* Exercise directions
Look through the data below. Collect every line where the word "this" occurs.

==============================

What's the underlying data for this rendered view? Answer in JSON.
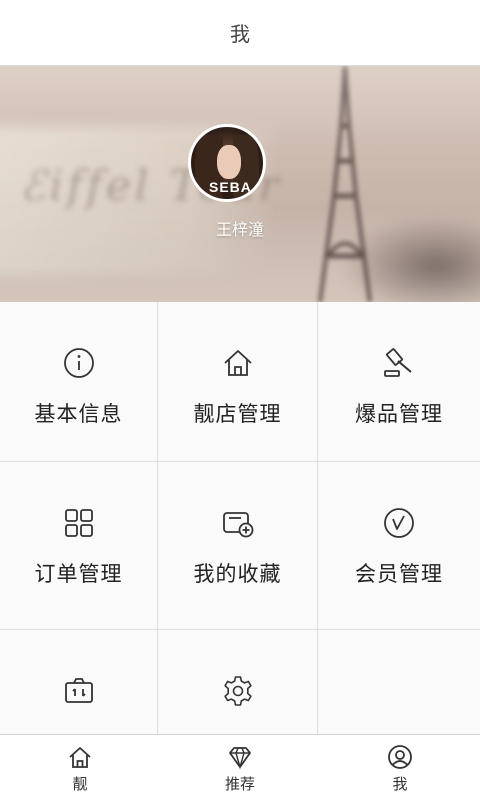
{
  "header": {
    "title": "我"
  },
  "profile": {
    "username": "王梓潼",
    "avatar_logo_text": "SEBA"
  },
  "menu": {
    "items": [
      {
        "label": "基本信息",
        "icon": "info-icon"
      },
      {
        "label": "靓店管理",
        "icon": "home-icon"
      },
      {
        "label": "爆品管理",
        "icon": "gavel-icon"
      },
      {
        "label": "订单管理",
        "icon": "grid-icon"
      },
      {
        "label": "我的收藏",
        "icon": "wallet-add-icon"
      },
      {
        "label": "会员管理",
        "icon": "check-circle-icon"
      },
      {
        "label": "",
        "icon": "camera-switch-icon"
      },
      {
        "label": "",
        "icon": "gear-icon"
      }
    ]
  },
  "tabbar": {
    "items": [
      {
        "label": "靓",
        "icon": "home-icon"
      },
      {
        "label": "推荐",
        "icon": "diamond-icon"
      },
      {
        "label": "我",
        "icon": "user-icon"
      }
    ]
  },
  "colors": {
    "icon_stroke": "#333333",
    "divider": "#dedede",
    "background": "#fafafa"
  }
}
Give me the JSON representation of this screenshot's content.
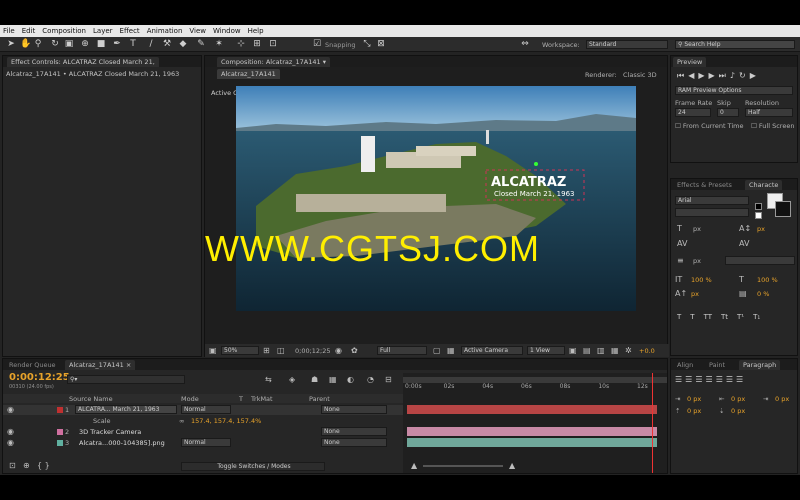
{
  "menu": [
    "File",
    "Edit",
    "Composition",
    "Layer",
    "Effect",
    "Animation",
    "View",
    "Window",
    "Help"
  ],
  "toolbar": {
    "snapping_label": "Snapping",
    "workspace_label": "Workspace:",
    "workspace_value": "Standard",
    "search_placeholder": "Search Help"
  },
  "effect_controls": {
    "tab_label": "Effect Controls: ALCATRAZ Closed March 21,",
    "breadcrumb": "Alcatraz_17A141 • ALCATRAZ Closed March 21, 1963"
  },
  "composition": {
    "tab_label": "Composition: Alcatraz_17A141",
    "subtab": "Alcatraz_17A141",
    "renderer_label": "Renderer:",
    "renderer_value": "Classic 3D",
    "active_camera": "Active Camera",
    "overlay_title": "ALCATRAZ",
    "overlay_sub": "Closed March 21, 1963",
    "zoom": "50%",
    "timecode": "0;00;12;25",
    "resolution": "Full",
    "view": "Active Camera",
    "views": "1 View",
    "exposure": "+0.0"
  },
  "watermark": "WWW.CGTSJ.COM",
  "preview": {
    "tab_label": "Preview",
    "ram_options": "RAM Preview Options",
    "frame_rate_label": "Frame Rate",
    "frame_rate_value": "24",
    "skip_label": "Skip",
    "skip_value": "0",
    "resolution_label": "Resolution",
    "resolution_value": "Half",
    "from_current": "From Current Time",
    "full_screen": "Full Screen"
  },
  "effects_presets": {
    "tab1": "Effects & Presets",
    "tab2": "Characte"
  },
  "character": {
    "font": "Arial",
    "px1": "px",
    "px2": "px",
    "px3": "px",
    "px4": "px",
    "px5": "px",
    "scale_v": "100 %",
    "scale_h": "100 %",
    "baseline": "px",
    "tsume": "0 %",
    "styles": [
      "T",
      "T",
      "TT",
      "Tt",
      "T¹",
      "T₁"
    ]
  },
  "align": {
    "tab1": "Align",
    "tab2": "Paint",
    "tab3": "Paragraph",
    "vals": [
      "0 px",
      "0 px",
      "0 px",
      "0 px",
      "0 px"
    ]
  },
  "timeline": {
    "tab1": "Render Queue",
    "tab2": "Alcatraz_17A141",
    "timecode": "0:00:12:25",
    "fps_info": "00310 (24.00 fps)",
    "search_placeholder": "",
    "col_source": "Source Name",
    "col_mode": "Mode",
    "col_t": "T",
    "col_trkmat": "TrkMat",
    "col_parent": "Parent",
    "layers": [
      {
        "num": "1",
        "name": "ALCATRA... March 21, 1963",
        "mode": "Normal",
        "parent": "None",
        "color": "#c03030"
      },
      {
        "num": "2",
        "name": "3D Tracker Camera",
        "mode": "",
        "parent": "None",
        "color": "#d070a0"
      },
      {
        "num": "3",
        "name": "Alcatra...000-104385].png",
        "mode": "Normal",
        "parent": "None",
        "color": "#60b0a0"
      }
    ],
    "scale_label": "Scale",
    "scale_value": "157.4, 157.4, 157.4%",
    "ruler": [
      "0:00s",
      "02s",
      "04s",
      "06s",
      "08s",
      "10s",
      "12s"
    ],
    "toggle_label": "Toggle Switches / Modes"
  }
}
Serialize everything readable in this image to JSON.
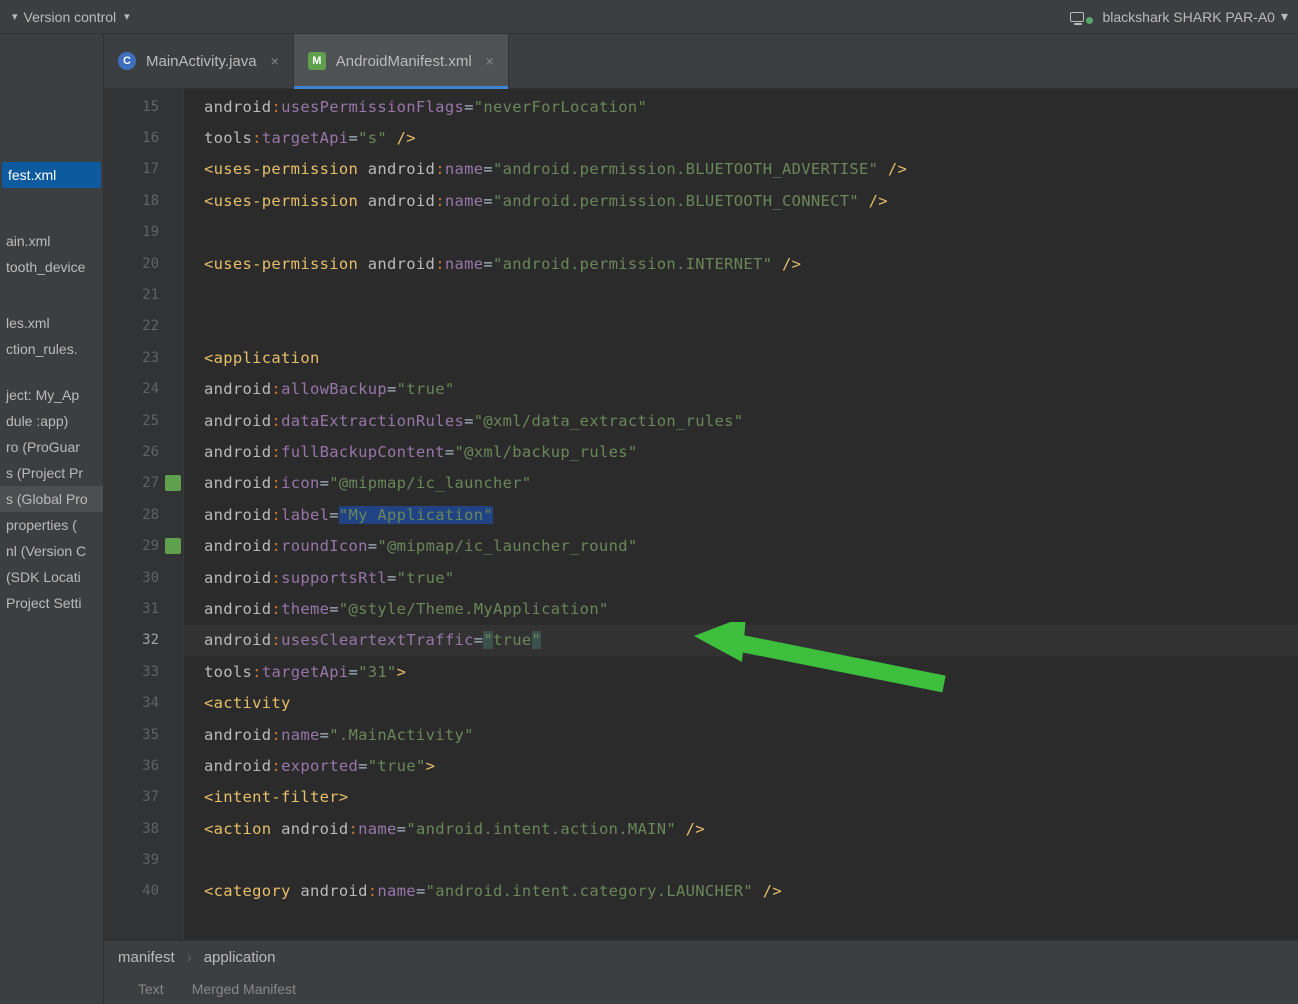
{
  "topbar": {
    "menu_item": "Version control",
    "device": "blackshark SHARK PAR-A0"
  },
  "tabs": [
    {
      "label": "MainActivity.java",
      "icon": "C",
      "active": false
    },
    {
      "label": "AndroidManifest.xml",
      "icon": "M",
      "active": true
    }
  ],
  "sidebar": {
    "items": [
      {
        "label": "fest.xml",
        "sel": true
      },
      {
        "label": ""
      },
      {
        "label": ""
      },
      {
        "label": ""
      },
      {
        "label": ""
      },
      {
        "label": "ain.xml"
      },
      {
        "label": "tooth_device"
      },
      {
        "label": ""
      },
      {
        "label": ""
      },
      {
        "label": ""
      },
      {
        "label": "les.xml"
      },
      {
        "label": "ction_rules."
      },
      {
        "label": ""
      },
      {
        "label": ""
      },
      {
        "label": "ject: My_Ap"
      },
      {
        "label": "dule :app)"
      },
      {
        "label": "ro (ProGuar"
      },
      {
        "label": "s (Project Pr"
      },
      {
        "label": "s (Global Pro",
        "hl": true
      },
      {
        "label": "properties ("
      },
      {
        "label": "nl (Version C"
      },
      {
        "label": "(SDK Locati"
      },
      {
        "label": "Project Setti"
      }
    ]
  },
  "gutter": {
    "start": 15,
    "end": 40,
    "current": 32,
    "icons": [
      27,
      29
    ]
  },
  "code": {
    "lines": [
      {
        "indent": 3,
        "tokens": [
          {
            "t": "ns",
            "v": "android"
          },
          {
            "t": "colon",
            "v": ":"
          },
          {
            "t": "attr",
            "v": "usesPermissionFlags"
          },
          {
            "t": "eq",
            "v": "="
          },
          {
            "t": "str",
            "v": "\"neverForLocation\""
          }
        ]
      },
      {
        "indent": 3,
        "tokens": [
          {
            "t": "ns",
            "v": "tools"
          },
          {
            "t": "colon",
            "v": ":"
          },
          {
            "t": "attr",
            "v": "targetApi"
          },
          {
            "t": "eq",
            "v": "="
          },
          {
            "t": "str",
            "v": "\"s\""
          },
          {
            "t": "tag",
            "v": " />"
          }
        ]
      },
      {
        "indent": 1,
        "tokens": [
          {
            "t": "tag",
            "v": "<uses-permission "
          },
          {
            "t": "ns",
            "v": "android"
          },
          {
            "t": "colon",
            "v": ":"
          },
          {
            "t": "attr",
            "v": "name"
          },
          {
            "t": "eq",
            "v": "="
          },
          {
            "t": "str",
            "v": "\"android.permission.BLUETOOTH_ADVERTISE\""
          },
          {
            "t": "tag",
            "v": " />"
          }
        ]
      },
      {
        "indent": 1,
        "tokens": [
          {
            "t": "tag",
            "v": "<uses-permission "
          },
          {
            "t": "ns",
            "v": "android"
          },
          {
            "t": "colon",
            "v": ":"
          },
          {
            "t": "attr",
            "v": "name"
          },
          {
            "t": "eq",
            "v": "="
          },
          {
            "t": "str",
            "v": "\"android.permission.BLUETOOTH_CONNECT\""
          },
          {
            "t": "tag",
            "v": " />"
          }
        ]
      },
      {
        "indent": 0,
        "tokens": []
      },
      {
        "indent": 1,
        "tokens": [
          {
            "t": "tag",
            "v": "<uses-permission "
          },
          {
            "t": "ns",
            "v": "android"
          },
          {
            "t": "colon",
            "v": ":"
          },
          {
            "t": "attr",
            "v": "name"
          },
          {
            "t": "eq",
            "v": "="
          },
          {
            "t": "str",
            "v": "\"android.permission.INTERNET\""
          },
          {
            "t": "tag",
            "v": " />"
          }
        ]
      },
      {
        "indent": 0,
        "tokens": []
      },
      {
        "indent": 0,
        "tokens": []
      },
      {
        "indent": 1,
        "tokens": [
          {
            "t": "tag",
            "v": "<application"
          }
        ]
      },
      {
        "indent": 3,
        "tokens": [
          {
            "t": "ns",
            "v": "android"
          },
          {
            "t": "colon",
            "v": ":"
          },
          {
            "t": "attr",
            "v": "allowBackup"
          },
          {
            "t": "eq",
            "v": "="
          },
          {
            "t": "str",
            "v": "\"true\""
          }
        ]
      },
      {
        "indent": 3,
        "tokens": [
          {
            "t": "ns",
            "v": "android"
          },
          {
            "t": "colon",
            "v": ":"
          },
          {
            "t": "attr",
            "v": "dataExtractionRules"
          },
          {
            "t": "eq",
            "v": "="
          },
          {
            "t": "str",
            "v": "\"@xml/data_extraction_rules\""
          }
        ]
      },
      {
        "indent": 3,
        "tokens": [
          {
            "t": "ns",
            "v": "android"
          },
          {
            "t": "colon",
            "v": ":"
          },
          {
            "t": "attr",
            "v": "fullBackupContent"
          },
          {
            "t": "eq",
            "v": "="
          },
          {
            "t": "str",
            "v": "\"@xml/backup_rules\""
          }
        ]
      },
      {
        "indent": 3,
        "tokens": [
          {
            "t": "ns",
            "v": "android"
          },
          {
            "t": "colon",
            "v": ":"
          },
          {
            "t": "attr",
            "v": "icon"
          },
          {
            "t": "eq",
            "v": "="
          },
          {
            "t": "str",
            "v": "\"@mipmap/ic_launcher\""
          }
        ]
      },
      {
        "indent": 3,
        "tokens": [
          {
            "t": "ns",
            "v": "android"
          },
          {
            "t": "colon",
            "v": ":"
          },
          {
            "t": "attr",
            "v": "label"
          },
          {
            "t": "eq",
            "v": "="
          },
          {
            "t": "str-hl",
            "v": "\"My Application\""
          }
        ]
      },
      {
        "indent": 3,
        "tokens": [
          {
            "t": "ns",
            "v": "android"
          },
          {
            "t": "colon",
            "v": ":"
          },
          {
            "t": "attr",
            "v": "roundIcon"
          },
          {
            "t": "eq",
            "v": "="
          },
          {
            "t": "str",
            "v": "\"@mipmap/ic_launcher_round\""
          }
        ]
      },
      {
        "indent": 3,
        "tokens": [
          {
            "t": "ns",
            "v": "android"
          },
          {
            "t": "colon",
            "v": ":"
          },
          {
            "t": "attr",
            "v": "supportsRtl"
          },
          {
            "t": "eq",
            "v": "="
          },
          {
            "t": "str",
            "v": "\"true\""
          }
        ]
      },
      {
        "indent": 3,
        "tokens": [
          {
            "t": "ns",
            "v": "android"
          },
          {
            "t": "colon",
            "v": ":"
          },
          {
            "t": "attr",
            "v": "theme"
          },
          {
            "t": "eq",
            "v": "="
          },
          {
            "t": "str",
            "v": "\"@style/Theme.MyApplication\""
          }
        ]
      },
      {
        "indent": 3,
        "highlight": true,
        "tokens": [
          {
            "t": "ns",
            "v": "android"
          },
          {
            "t": "colon",
            "v": ":"
          },
          {
            "t": "attr",
            "v": "usesCleartextTraffic"
          },
          {
            "t": "eq",
            "v": "="
          },
          {
            "t": "quote-hl",
            "v": "\""
          },
          {
            "t": "str",
            "v": "true"
          },
          {
            "t": "quote-hl",
            "v": "\""
          }
        ]
      },
      {
        "indent": 3,
        "tokens": [
          {
            "t": "ns",
            "v": "tools"
          },
          {
            "t": "colon",
            "v": ":"
          },
          {
            "t": "attr",
            "v": "targetApi"
          },
          {
            "t": "eq",
            "v": "="
          },
          {
            "t": "str",
            "v": "\"31\""
          },
          {
            "t": "tag",
            "v": ">"
          }
        ]
      },
      {
        "indent": 3,
        "tokens": [
          {
            "t": "tag",
            "v": "<activity"
          }
        ]
      },
      {
        "indent": 5,
        "tokens": [
          {
            "t": "ns",
            "v": "android"
          },
          {
            "t": "colon",
            "v": ":"
          },
          {
            "t": "attr",
            "v": "name"
          },
          {
            "t": "eq",
            "v": "="
          },
          {
            "t": "str",
            "v": "\".MainActivity\""
          }
        ]
      },
      {
        "indent": 5,
        "tokens": [
          {
            "t": "ns",
            "v": "android"
          },
          {
            "t": "colon",
            "v": ":"
          },
          {
            "t": "attr",
            "v": "exported"
          },
          {
            "t": "eq",
            "v": "="
          },
          {
            "t": "str",
            "v": "\"true\""
          },
          {
            "t": "tag",
            "v": ">"
          }
        ]
      },
      {
        "indent": 5,
        "tokens": [
          {
            "t": "tag",
            "v": "<intent-filter>"
          }
        ]
      },
      {
        "indent": 7,
        "tokens": [
          {
            "t": "tag",
            "v": "<action "
          },
          {
            "t": "ns",
            "v": "android"
          },
          {
            "t": "colon",
            "v": ":"
          },
          {
            "t": "attr",
            "v": "name"
          },
          {
            "t": "eq",
            "v": "="
          },
          {
            "t": "str",
            "v": "\"android.intent.action.MAIN\""
          },
          {
            "t": "tag",
            "v": " />"
          }
        ]
      },
      {
        "indent": 0,
        "tokens": []
      },
      {
        "indent": 7,
        "tokens": [
          {
            "t": "tag",
            "v": "<category "
          },
          {
            "t": "ns",
            "v": "android"
          },
          {
            "t": "colon",
            "v": ":"
          },
          {
            "t": "attr",
            "v": "name"
          },
          {
            "t": "eq",
            "v": "="
          },
          {
            "t": "str",
            "v": "\"android.intent.category.LAUNCHER\""
          },
          {
            "t": "tag",
            "v": " />"
          }
        ]
      }
    ]
  },
  "breadcrumb": [
    "manifest",
    "application"
  ],
  "bottom_tabs": [
    "Text",
    "Merged Manifest"
  ]
}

==============================

* Written solution
What's the underlying data for this rendered view? Answer in JSON.
Give me the JSON representation of this screenshot's content.
Serialize everything readable in this image to JSON.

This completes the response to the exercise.